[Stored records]
____

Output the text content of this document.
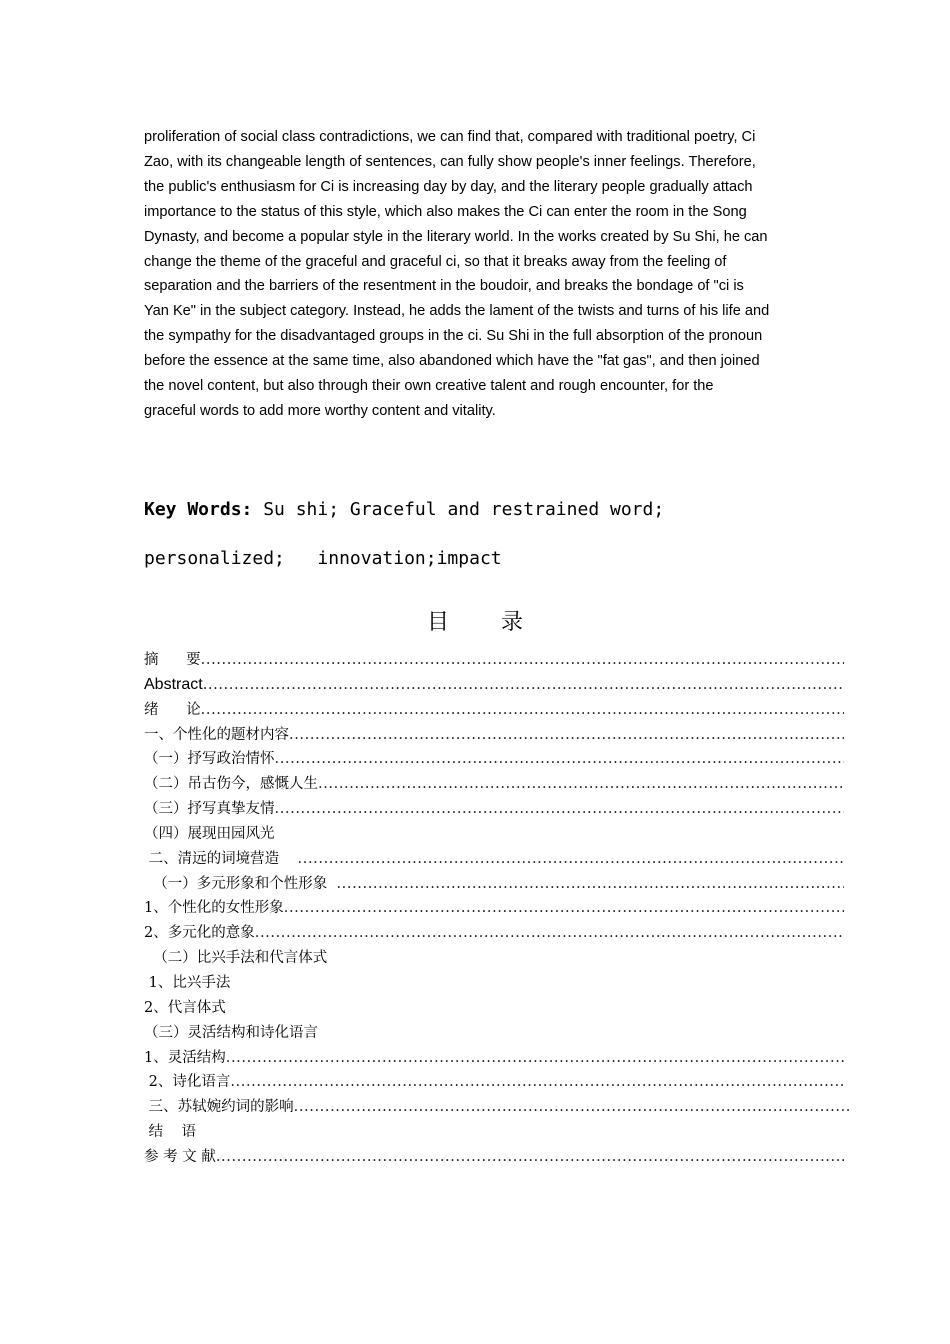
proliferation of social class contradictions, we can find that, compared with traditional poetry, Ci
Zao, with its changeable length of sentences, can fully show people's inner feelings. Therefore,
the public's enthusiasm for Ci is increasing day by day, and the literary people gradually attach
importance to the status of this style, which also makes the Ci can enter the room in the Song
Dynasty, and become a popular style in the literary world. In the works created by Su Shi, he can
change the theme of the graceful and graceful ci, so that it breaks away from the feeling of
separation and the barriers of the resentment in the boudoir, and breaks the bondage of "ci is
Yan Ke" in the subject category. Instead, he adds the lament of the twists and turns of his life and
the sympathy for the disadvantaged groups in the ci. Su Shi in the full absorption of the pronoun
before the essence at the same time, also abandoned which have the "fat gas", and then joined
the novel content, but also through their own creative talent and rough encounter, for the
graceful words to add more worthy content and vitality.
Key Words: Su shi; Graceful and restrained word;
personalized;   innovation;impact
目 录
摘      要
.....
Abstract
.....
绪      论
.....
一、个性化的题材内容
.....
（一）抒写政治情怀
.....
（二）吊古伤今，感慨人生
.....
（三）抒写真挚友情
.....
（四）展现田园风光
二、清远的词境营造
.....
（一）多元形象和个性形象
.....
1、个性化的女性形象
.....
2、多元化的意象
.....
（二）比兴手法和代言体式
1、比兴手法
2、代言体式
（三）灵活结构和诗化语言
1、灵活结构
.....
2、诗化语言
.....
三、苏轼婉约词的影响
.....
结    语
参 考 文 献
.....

____

**TASK DIRECTIONS**
Write out every line above exactly as it is, leaving out the pictures.

**FULL RESPONSE**
Output the text content of this document.
proliferation of social class contradictions, we can find that, compared with traditional poetry, Ci
Zao, with its changeable length of sentences, can fully show people's inner feelings. Therefore,
the public's enthusiasm for Ci is increasing day by day, and the literary people gradually attach
importance to the status of this style, which also makes the Ci can enter the room in the Song
Dynasty, and become a popular style in the literary world. In the works created by Su Shi, he can
change the theme of the graceful and graceful ci, so that it breaks away from the feeling of
separation and the barriers of the resentment in the boudoir, and breaks the bondage of "ci is
Yan Ke" in the subject category. Instead, he adds the lament of the twists and turns of his life and
the sympathy for the disadvantaged groups in the ci. Su Shi in the full absorption of the pronoun
before the essence at the same time, also abandoned which have the "fat gas", and then joined
the novel content, but also through their own creative talent and rough encounter, for the
graceful words to add more worthy content and vitality.
Key Words: Su shi; Graceful and restrained word;
personalized;   innovation;impact
目 录
摘      要
.....
Abstract
.....
绪      论
.....
一、个性化的题材内容
.....
（一）抒写政治情怀
.....
（二）吊古伤今，感慨人生
.....
（三）抒写真挚友情
.....
（四）展现田园风光
二、清远的词境营造
.....
（一）多元形象和个性形象
.....
1、个性化的女性形象
.....
2、多元化的意象
.....
（二）比兴手法和代言体式
1、比兴手法
2、代言体式
（三）灵活结构和诗化语言
1、灵活结构
.....
2、诗化语言
.....
三、苏轼婉约词的影响
.....
结    语
参 考 文 献
.....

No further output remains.